The exercise - Could you extract every entry below and reproduce it exactly?

● ● ● ● ●

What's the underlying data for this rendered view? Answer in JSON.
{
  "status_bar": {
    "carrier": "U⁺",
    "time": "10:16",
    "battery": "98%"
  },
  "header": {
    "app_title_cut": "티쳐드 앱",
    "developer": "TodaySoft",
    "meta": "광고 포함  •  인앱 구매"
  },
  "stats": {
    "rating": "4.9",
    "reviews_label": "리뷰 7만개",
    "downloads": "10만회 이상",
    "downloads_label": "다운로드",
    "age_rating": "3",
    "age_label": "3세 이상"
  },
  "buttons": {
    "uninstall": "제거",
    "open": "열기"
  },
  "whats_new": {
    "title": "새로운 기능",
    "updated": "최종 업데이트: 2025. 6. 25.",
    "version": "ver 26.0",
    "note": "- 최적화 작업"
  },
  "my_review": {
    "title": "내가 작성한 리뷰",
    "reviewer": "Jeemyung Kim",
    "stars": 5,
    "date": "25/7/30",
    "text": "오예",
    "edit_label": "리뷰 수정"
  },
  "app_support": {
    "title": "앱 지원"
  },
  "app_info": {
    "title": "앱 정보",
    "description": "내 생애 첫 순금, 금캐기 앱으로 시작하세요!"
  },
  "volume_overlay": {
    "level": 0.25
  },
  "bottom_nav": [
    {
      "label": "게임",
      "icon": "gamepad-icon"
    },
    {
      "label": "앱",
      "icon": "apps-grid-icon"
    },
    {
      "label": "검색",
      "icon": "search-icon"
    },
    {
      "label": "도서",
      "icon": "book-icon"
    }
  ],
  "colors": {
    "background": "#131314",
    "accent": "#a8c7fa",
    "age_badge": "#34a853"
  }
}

● ● ● ● ●

Correct response -
What's the underlying data for this rendered view? Answer in JSON.
{
  "status_bar": {
    "carrier": "U⁺",
    "time": "10:16",
    "battery": "98%"
  },
  "header": {
    "app_title_cut": "티쳐드 앱",
    "developer": "TodaySoft",
    "meta": "광고 포함  •  인앱 구매"
  },
  "stats": {
    "rating": "4.9",
    "reviews_label": "리뷰 7만개",
    "downloads": "10만회 이상",
    "downloads_label": "다운로드",
    "age_rating": "3",
    "age_label": "3세 이상"
  },
  "buttons": {
    "uninstall": "제거",
    "open": "열기"
  },
  "whats_new": {
    "title": "새로운 기능",
    "updated": "최종 업데이트: 2025. 6. 25.",
    "version": "ver 26.0",
    "note": "- 최적화 작업"
  },
  "my_review": {
    "title": "내가 작성한 리뷰",
    "reviewer": "Jeemyung Kim",
    "stars": 5,
    "date": "25/7/30",
    "text": "오예",
    "edit_label": "리뷰 수정"
  },
  "app_support": {
    "title": "앱 지원"
  },
  "app_info": {
    "title": "앱 정보",
    "description": "내 생애 첫 순금, 금캐기 앱으로 시작하세요!"
  },
  "volume_overlay": {
    "level": 0.25
  },
  "bottom_nav": [
    {
      "label": "게임",
      "icon": "gamepad-icon"
    },
    {
      "label": "앱",
      "icon": "apps-grid-icon"
    },
    {
      "label": "검색",
      "icon": "search-icon"
    },
    {
      "label": "도서",
      "icon": "book-icon"
    }
  ],
  "colors": {
    "background": "#131314",
    "accent": "#a8c7fa",
    "age_badge": "#34a853"
  }
}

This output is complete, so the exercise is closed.